• **Given exercise**
Omit every image, and transcribe the remaining entries exactly as given.

• **Given records**
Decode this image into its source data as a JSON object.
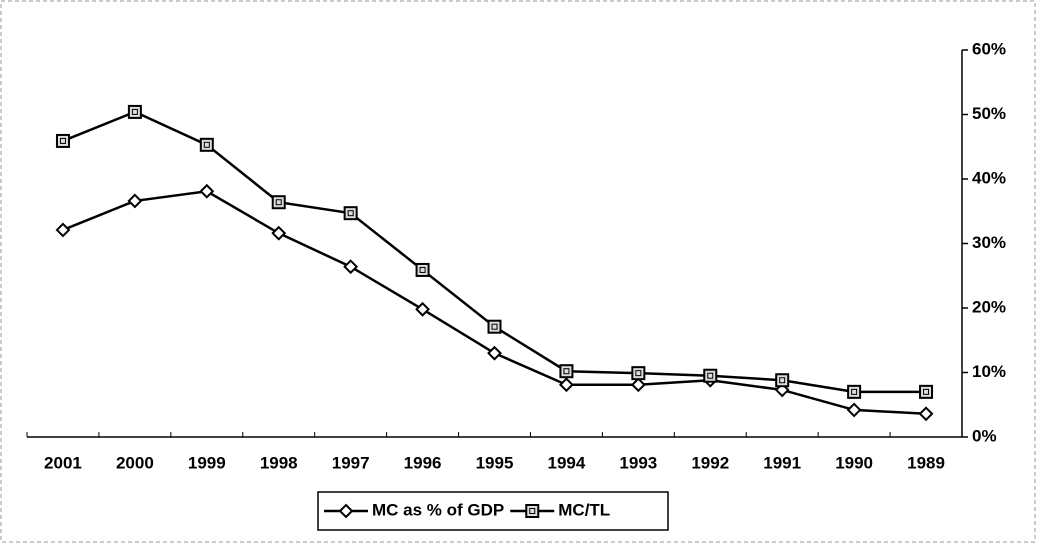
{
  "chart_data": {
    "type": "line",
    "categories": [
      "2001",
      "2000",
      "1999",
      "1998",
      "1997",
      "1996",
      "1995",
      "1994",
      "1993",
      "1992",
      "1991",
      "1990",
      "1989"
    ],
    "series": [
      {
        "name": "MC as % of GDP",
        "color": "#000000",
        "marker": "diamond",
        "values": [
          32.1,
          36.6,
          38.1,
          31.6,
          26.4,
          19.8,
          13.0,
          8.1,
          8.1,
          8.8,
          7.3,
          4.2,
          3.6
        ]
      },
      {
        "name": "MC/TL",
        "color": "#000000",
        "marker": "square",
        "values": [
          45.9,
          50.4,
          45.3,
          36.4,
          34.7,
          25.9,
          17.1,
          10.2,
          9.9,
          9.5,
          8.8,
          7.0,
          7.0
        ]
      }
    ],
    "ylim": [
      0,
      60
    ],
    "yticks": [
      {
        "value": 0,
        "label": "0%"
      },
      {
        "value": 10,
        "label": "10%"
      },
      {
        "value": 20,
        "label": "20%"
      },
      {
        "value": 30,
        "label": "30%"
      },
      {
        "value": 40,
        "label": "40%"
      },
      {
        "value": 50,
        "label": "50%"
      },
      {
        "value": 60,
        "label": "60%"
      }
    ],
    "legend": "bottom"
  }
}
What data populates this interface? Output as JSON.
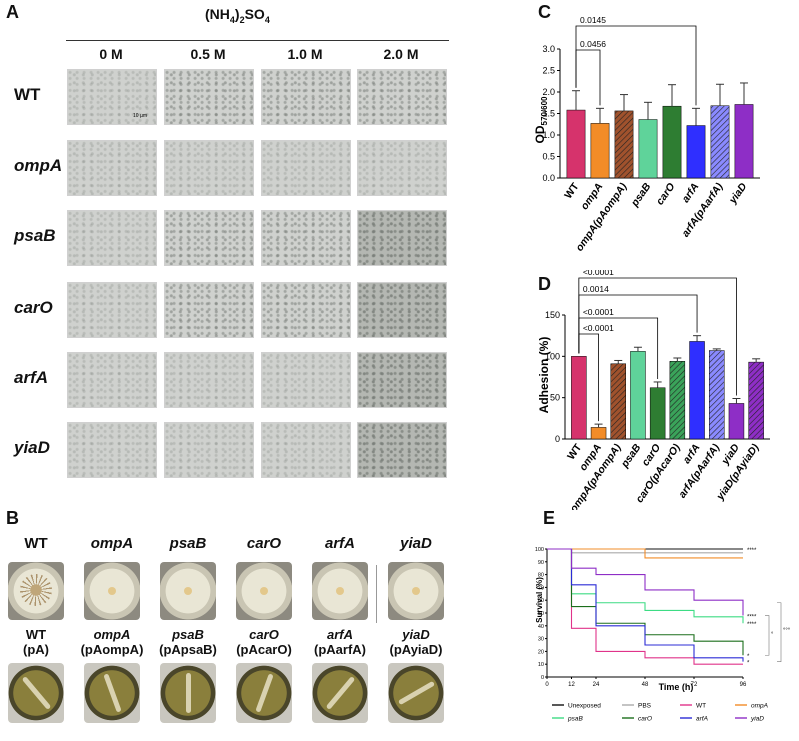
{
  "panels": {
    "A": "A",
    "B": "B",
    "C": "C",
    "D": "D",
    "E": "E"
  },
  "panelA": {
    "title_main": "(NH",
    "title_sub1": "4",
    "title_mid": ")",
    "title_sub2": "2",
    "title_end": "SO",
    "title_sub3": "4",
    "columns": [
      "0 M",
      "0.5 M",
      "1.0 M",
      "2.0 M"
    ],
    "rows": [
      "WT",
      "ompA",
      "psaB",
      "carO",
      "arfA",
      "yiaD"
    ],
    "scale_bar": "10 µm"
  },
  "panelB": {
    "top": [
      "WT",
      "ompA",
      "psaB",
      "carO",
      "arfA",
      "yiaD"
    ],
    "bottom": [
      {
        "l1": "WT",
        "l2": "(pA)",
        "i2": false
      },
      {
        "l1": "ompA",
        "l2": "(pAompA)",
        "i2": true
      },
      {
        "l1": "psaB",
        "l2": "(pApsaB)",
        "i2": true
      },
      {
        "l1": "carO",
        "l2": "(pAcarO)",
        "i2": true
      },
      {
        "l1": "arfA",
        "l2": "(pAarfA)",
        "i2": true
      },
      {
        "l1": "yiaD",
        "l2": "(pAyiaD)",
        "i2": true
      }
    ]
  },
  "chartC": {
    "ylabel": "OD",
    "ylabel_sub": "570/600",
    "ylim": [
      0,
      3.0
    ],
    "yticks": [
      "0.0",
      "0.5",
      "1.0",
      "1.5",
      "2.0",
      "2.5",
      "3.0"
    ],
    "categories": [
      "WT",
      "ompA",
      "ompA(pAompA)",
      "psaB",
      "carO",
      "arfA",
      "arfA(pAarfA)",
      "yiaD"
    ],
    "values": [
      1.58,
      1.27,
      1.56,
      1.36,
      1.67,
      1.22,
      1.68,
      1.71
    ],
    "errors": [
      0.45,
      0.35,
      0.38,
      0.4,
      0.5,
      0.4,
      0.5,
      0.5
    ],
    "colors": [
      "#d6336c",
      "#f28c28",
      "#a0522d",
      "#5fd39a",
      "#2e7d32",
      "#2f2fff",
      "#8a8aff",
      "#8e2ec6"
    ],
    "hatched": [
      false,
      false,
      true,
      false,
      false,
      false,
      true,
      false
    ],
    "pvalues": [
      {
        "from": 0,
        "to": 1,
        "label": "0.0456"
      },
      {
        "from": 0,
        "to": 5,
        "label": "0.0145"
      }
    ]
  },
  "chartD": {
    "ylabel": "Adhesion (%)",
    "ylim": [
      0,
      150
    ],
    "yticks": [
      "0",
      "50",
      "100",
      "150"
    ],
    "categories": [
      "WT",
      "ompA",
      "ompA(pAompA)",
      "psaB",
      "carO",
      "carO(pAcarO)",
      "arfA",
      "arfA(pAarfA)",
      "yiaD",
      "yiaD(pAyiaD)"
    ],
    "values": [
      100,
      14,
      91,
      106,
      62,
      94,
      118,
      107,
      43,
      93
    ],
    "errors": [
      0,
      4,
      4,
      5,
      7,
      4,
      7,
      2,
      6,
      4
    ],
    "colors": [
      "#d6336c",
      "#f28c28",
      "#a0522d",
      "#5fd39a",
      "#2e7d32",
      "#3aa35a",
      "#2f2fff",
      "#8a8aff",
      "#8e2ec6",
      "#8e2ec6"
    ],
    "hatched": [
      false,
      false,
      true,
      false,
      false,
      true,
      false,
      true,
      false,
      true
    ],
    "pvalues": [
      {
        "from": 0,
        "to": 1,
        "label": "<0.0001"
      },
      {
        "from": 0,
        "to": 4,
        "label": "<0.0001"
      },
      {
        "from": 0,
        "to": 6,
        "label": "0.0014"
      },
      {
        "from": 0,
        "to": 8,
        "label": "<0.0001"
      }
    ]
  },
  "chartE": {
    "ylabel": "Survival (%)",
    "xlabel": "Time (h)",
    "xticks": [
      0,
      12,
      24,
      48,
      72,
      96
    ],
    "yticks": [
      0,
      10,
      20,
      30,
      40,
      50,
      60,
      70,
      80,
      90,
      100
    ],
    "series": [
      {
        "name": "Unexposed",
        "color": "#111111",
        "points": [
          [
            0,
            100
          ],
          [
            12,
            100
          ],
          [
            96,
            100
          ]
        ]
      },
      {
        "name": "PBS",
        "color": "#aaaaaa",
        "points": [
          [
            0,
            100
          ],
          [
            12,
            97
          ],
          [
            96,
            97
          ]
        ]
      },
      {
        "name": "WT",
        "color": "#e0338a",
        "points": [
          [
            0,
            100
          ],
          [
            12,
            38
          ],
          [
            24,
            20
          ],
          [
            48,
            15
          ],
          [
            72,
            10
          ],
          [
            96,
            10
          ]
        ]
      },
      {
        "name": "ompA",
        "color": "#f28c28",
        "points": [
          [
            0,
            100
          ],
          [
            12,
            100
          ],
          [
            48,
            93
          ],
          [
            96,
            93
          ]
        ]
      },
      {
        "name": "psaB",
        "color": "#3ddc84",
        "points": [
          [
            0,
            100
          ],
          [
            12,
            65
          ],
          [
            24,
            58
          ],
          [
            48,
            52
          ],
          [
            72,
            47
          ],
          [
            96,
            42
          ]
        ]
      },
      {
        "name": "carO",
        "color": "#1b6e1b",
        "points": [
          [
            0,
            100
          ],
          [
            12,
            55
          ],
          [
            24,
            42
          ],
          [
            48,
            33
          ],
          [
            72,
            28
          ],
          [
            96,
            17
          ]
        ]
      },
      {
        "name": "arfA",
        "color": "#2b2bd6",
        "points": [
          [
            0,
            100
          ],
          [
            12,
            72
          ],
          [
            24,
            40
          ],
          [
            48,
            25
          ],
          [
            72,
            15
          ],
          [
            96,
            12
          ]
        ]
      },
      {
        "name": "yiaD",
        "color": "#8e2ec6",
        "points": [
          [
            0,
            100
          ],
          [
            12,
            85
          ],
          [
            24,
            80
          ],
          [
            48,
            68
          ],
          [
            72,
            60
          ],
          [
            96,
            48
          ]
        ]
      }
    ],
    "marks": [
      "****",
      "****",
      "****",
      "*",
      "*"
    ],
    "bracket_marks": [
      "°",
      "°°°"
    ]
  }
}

• **Task result**
Decode this image into its source data as a JSON object.
{
  "chart_data": {
    "type": "line",
    "categories": [
      "2001",
      "2000",
      "1999",
      "1998",
      "1997",
      "1996",
      "1995",
      "1994",
      "1993",
      "1992",
      "1991",
      "1990",
      "1989"
    ],
    "series": [
      {
        "name": "MC as % of GDP",
        "color": "#000000",
        "marker": "diamond",
        "values": [
          32.1,
          36.6,
          38.1,
          31.6,
          26.4,
          19.8,
          13.0,
          8.1,
          8.1,
          8.8,
          7.3,
          4.2,
          3.6
        ]
      },
      {
        "name": "MC/TL",
        "color": "#000000",
        "marker": "square",
        "values": [
          45.9,
          50.4,
          45.3,
          36.4,
          34.7,
          25.9,
          17.1,
          10.2,
          9.9,
          9.5,
          8.8,
          7.0,
          7.0
        ]
      }
    ],
    "ylim": [
      0,
      60
    ],
    "yticks": [
      {
        "value": 0,
        "label": "0%"
      },
      {
        "value": 10,
        "label": "10%"
      },
      {
        "value": 20,
        "label": "20%"
      },
      {
        "value": 30,
        "label": "30%"
      },
      {
        "value": 40,
        "label": "40%"
      },
      {
        "value": 50,
        "label": "50%"
      },
      {
        "value": 60,
        "label": "60%"
      }
    ],
    "legend": "bottom"
  }
}
What data populates this interface? Output as JSON.
{
  "panels": {
    "A": "A",
    "B": "B",
    "C": "C",
    "D": "D",
    "E": "E"
  },
  "panelA": {
    "title_main": "(NH",
    "title_sub1": "4",
    "title_mid": ")",
    "title_sub2": "2",
    "title_end": "SO",
    "title_sub3": "4",
    "columns": [
      "0 M",
      "0.5 M",
      "1.0 M",
      "2.0 M"
    ],
    "rows": [
      "WT",
      "ompA",
      "psaB",
      "carO",
      "arfA",
      "yiaD"
    ],
    "scale_bar": "10 µm"
  },
  "panelB": {
    "top": [
      "WT",
      "ompA",
      "psaB",
      "carO",
      "arfA",
      "yiaD"
    ],
    "bottom": [
      {
        "l1": "WT",
        "l2": "(pA)",
        "i2": false
      },
      {
        "l1": "ompA",
        "l2": "(pAompA)",
        "i2": true
      },
      {
        "l1": "psaB",
        "l2": "(pApsaB)",
        "i2": true
      },
      {
        "l1": "carO",
        "l2": "(pAcarO)",
        "i2": true
      },
      {
        "l1": "arfA",
        "l2": "(pAarfA)",
        "i2": true
      },
      {
        "l1": "yiaD",
        "l2": "(pAyiaD)",
        "i2": true
      }
    ]
  },
  "chartC": {
    "ylabel": "OD",
    "ylabel_sub": "570/600",
    "ylim": [
      0,
      3.0
    ],
    "yticks": [
      "0.0",
      "0.5",
      "1.0",
      "1.5",
      "2.0",
      "2.5",
      "3.0"
    ],
    "categories": [
      "WT",
      "ompA",
      "ompA(pAompA)",
      "psaB",
      "carO",
      "arfA",
      "arfA(pAarfA)",
      "yiaD"
    ],
    "values": [
      1.58,
      1.27,
      1.56,
      1.36,
      1.67,
      1.22,
      1.68,
      1.71
    ],
    "errors": [
      0.45,
      0.35,
      0.38,
      0.4,
      0.5,
      0.4,
      0.5,
      0.5
    ],
    "colors": [
      "#d6336c",
      "#f28c28",
      "#a0522d",
      "#5fd39a",
      "#2e7d32",
      "#2f2fff",
      "#8a8aff",
      "#8e2ec6"
    ],
    "hatched": [
      false,
      false,
      true,
      false,
      false,
      false,
      true,
      false
    ],
    "pvalues": [
      {
        "from": 0,
        "to": 1,
        "label": "0.0456"
      },
      {
        "from": 0,
        "to": 5,
        "label": "0.0145"
      }
    ]
  },
  "chartD": {
    "ylabel": "Adhesion (%)",
    "ylim": [
      0,
      150
    ],
    "yticks": [
      "0",
      "50",
      "100",
      "150"
    ],
    "categories": [
      "WT",
      "ompA",
      "ompA(pAompA)",
      "psaB",
      "carO",
      "carO(pAcarO)",
      "arfA",
      "arfA(pAarfA)",
      "yiaD",
      "yiaD(pAyiaD)"
    ],
    "values": [
      100,
      14,
      91,
      106,
      62,
      94,
      118,
      107,
      43,
      93
    ],
    "errors": [
      0,
      4,
      4,
      5,
      7,
      4,
      7,
      2,
      6,
      4
    ],
    "colors": [
      "#d6336c",
      "#f28c28",
      "#a0522d",
      "#5fd39a",
      "#2e7d32",
      "#3aa35a",
      "#2f2fff",
      "#8a8aff",
      "#8e2ec6",
      "#8e2ec6"
    ],
    "hatched": [
      false,
      false,
      true,
      false,
      false,
      true,
      false,
      true,
      false,
      true
    ],
    "pvalues": [
      {
        "from": 0,
        "to": 1,
        "label": "<0.0001"
      },
      {
        "from": 0,
        "to": 4,
        "label": "<0.0001"
      },
      {
        "from": 0,
        "to": 6,
        "label": "0.0014"
      },
      {
        "from": 0,
        "to": 8,
        "label": "<0.0001"
      }
    ]
  },
  "chartE": {
    "ylabel": "Survival (%)",
    "xlabel": "Time (h)",
    "xticks": [
      0,
      12,
      24,
      48,
      72,
      96
    ],
    "yticks": [
      0,
      10,
      20,
      30,
      40,
      50,
      60,
      70,
      80,
      90,
      100
    ],
    "series": [
      {
        "name": "Unexposed",
        "color": "#111111",
        "points": [
          [
            0,
            100
          ],
          [
            12,
            100
          ],
          [
            96,
            100
          ]
        ]
      },
      {
        "name": "PBS",
        "color": "#aaaaaa",
        "points": [
          [
            0,
            100
          ],
          [
            12,
            97
          ],
          [
            96,
            97
          ]
        ]
      },
      {
        "name": "WT",
        "color": "#e0338a",
        "points": [
          [
            0,
            100
          ],
          [
            12,
            38
          ],
          [
            24,
            20
          ],
          [
            48,
            15
          ],
          [
            72,
            10
          ],
          [
            96,
            10
          ]
        ]
      },
      {
        "name": "ompA",
        "color": "#f28c28",
        "points": [
          [
            0,
            100
          ],
          [
            12,
            100
          ],
          [
            48,
            93
          ],
          [
            96,
            93
          ]
        ]
      },
      {
        "name": "psaB",
        "color": "#3ddc84",
        "points": [
          [
            0,
            100
          ],
          [
            12,
            65
          ],
          [
            24,
            58
          ],
          [
            48,
            52
          ],
          [
            72,
            47
          ],
          [
            96,
            42
          ]
        ]
      },
      {
        "name": "carO",
        "color": "#1b6e1b",
        "points": [
          [
            0,
            100
          ],
          [
            12,
            55
          ],
          [
            24,
            42
          ],
          [
            48,
            33
          ],
          [
            72,
            28
          ],
          [
            96,
            17
          ]
        ]
      },
      {
        "name": "arfA",
        "color": "#2b2bd6",
        "points": [
          [
            0,
            100
          ],
          [
            12,
            72
          ],
          [
            24,
            40
          ],
          [
            48,
            25
          ],
          [
            72,
            15
          ],
          [
            96,
            12
          ]
        ]
      },
      {
        "name": "yiaD",
        "color": "#8e2ec6",
        "points": [
          [
            0,
            100
          ],
          [
            12,
            85
          ],
          [
            24,
            80
          ],
          [
            48,
            68
          ],
          [
            72,
            60
          ],
          [
            96,
            48
          ]
        ]
      }
    ],
    "marks": [
      "****",
      "****",
      "****",
      "*",
      "*"
    ],
    "bracket_marks": [
      "°",
      "°°°"
    ]
  }
}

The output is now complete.